● **Given request 1**: Print the passage of the redundancy case summary starting at "Mr Thomas' internal" and ending at "to be reasonable.".
● **Given request 2**: In the redundancy case summary, what name was BNP Paribas's letter to Mr Thomas addressed to?
● **Given request 3**: Pick up the redundancy case summary after its final sentence and write the next part.

● **Excerpt provided**:

Published 7 December 2016

In this case, the EAT considered an appeal against a finding that a redundancy dismissal was fair although the process had been "perfunctory" and "insensitive".

The facts

Mr Thomas had been employed for over forty years when his employer, BNP Paribas Real Estate Advisory and Property Management UK Ltd (BNP Paribas) undertook a strategic review, which identified a number of employees as being at risk of redundancy. He was called into a brief meeting where he was told the results of the strategic review, put on paid leave, and told that he should not contact clients or colleagues. The next day, he attended a consultation meeting, at which his employer read from a crib sheet, including the words, "…from today, the Company will cease to provide you with work, and accordingly you should not access the Company's premises…or contact any clients, customers, suppliers or employees…with immediate effect you will not have any access to company systems or email…." .

Following this meeting, BNP Paribas wrote to Mr Thomas. The EAT commented that the letter, "no doubt particularly hurtfully, was addressed to, "Dear Paul", whereas his name is Peter." After further consultation, a letter of dismissal was sent out, referring to the wrong termination date.

Mr Thomas' internal appeal was unsuccessful, and he issued claims for unfair dismissal and age discrimination. This alert does not cover the age discrimination element of his claim.

Holding that the dismissal was fair, the employment tribunal commented that, "…it was insensitive for the Respondent to get Mr Thomas' name wrong and to insist that the consultation ended on 6 February when in fact it ended on 13 February, but that does not make the consultation unreasonable. For a valued employee with 41 years' service, the process was handled in a perfunctory manner with a lack of sensitivity, but we are satisfied that the consultation fell within the range of reasonable responses." The tribunal did not explain why it found the consultation to be reasonable.

● **Data segment**:

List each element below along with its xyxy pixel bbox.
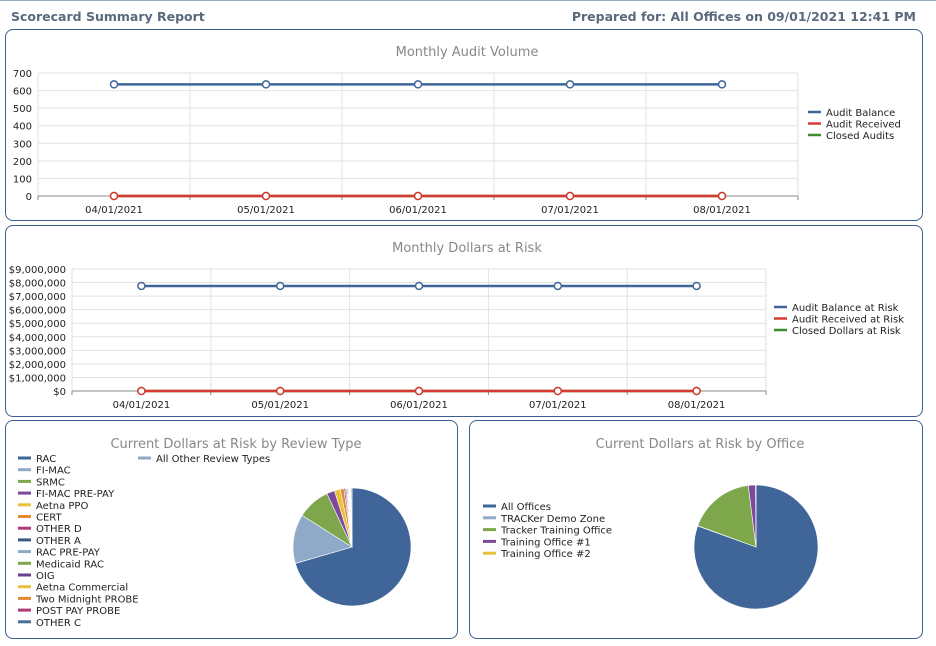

● **Answer 1**:
Mr Thomas' internal appeal was unsuccessful, and he issued claims for unfair dismissal and age discrimination. This alert does not cover the age discrimination element of his claim.

Holding that the dismissal was fair, the employment tribunal commented that, "…it was insensitive for the Respondent to get Mr Thomas' name wrong and to insist that the consultation ended on 6 February when in fact it ended on 13 February, but that does not make the consultation unreasonable. For a valued employee with 41 years' service, the process was handled in a perfunctory manner with a lack of sensitivity, but we are satisfied that the consultation fell within the range of reasonable responses." The tribunal did not explain why it found the consultation to be reasonable.

● **Answer 2**: "Dear Paul"

● **Answer 3**:
Mr Thomas appealed.

At the sift stage of the appeal (which is the stage where the EAT decides whether there is any reasonable ground for bringing an appeal) an EAT judge commented that, "…I find it surprising that an employer should find it necessary, if it is really at the beginning of a genuine consultation process…to put a long standing employee on gardening leave with no work, no contact with clients and no contact with fellow employees even before the consultation process has started."

In its judgment, the EAT referred to this as a "troubling decision" of the employment tribunal, and referred to the decision to send Mr Thomas on gardening leave and prohibiting contact with colleagues or clients as a "particularly insensitive approach".

The EAT held that the tribunal had failed to grapple with the consequences of the "perfunctory" and "insensitive" procedure, and that the tribunal should have given some form of reasoning to explain why the matters giving rise to the criticism and the insensitivity of the gardening leave did not render the dismissal unfair.

The case was remitted to a fresh tribunal to consider the unfair dismissal claim.

What does this mean for employers?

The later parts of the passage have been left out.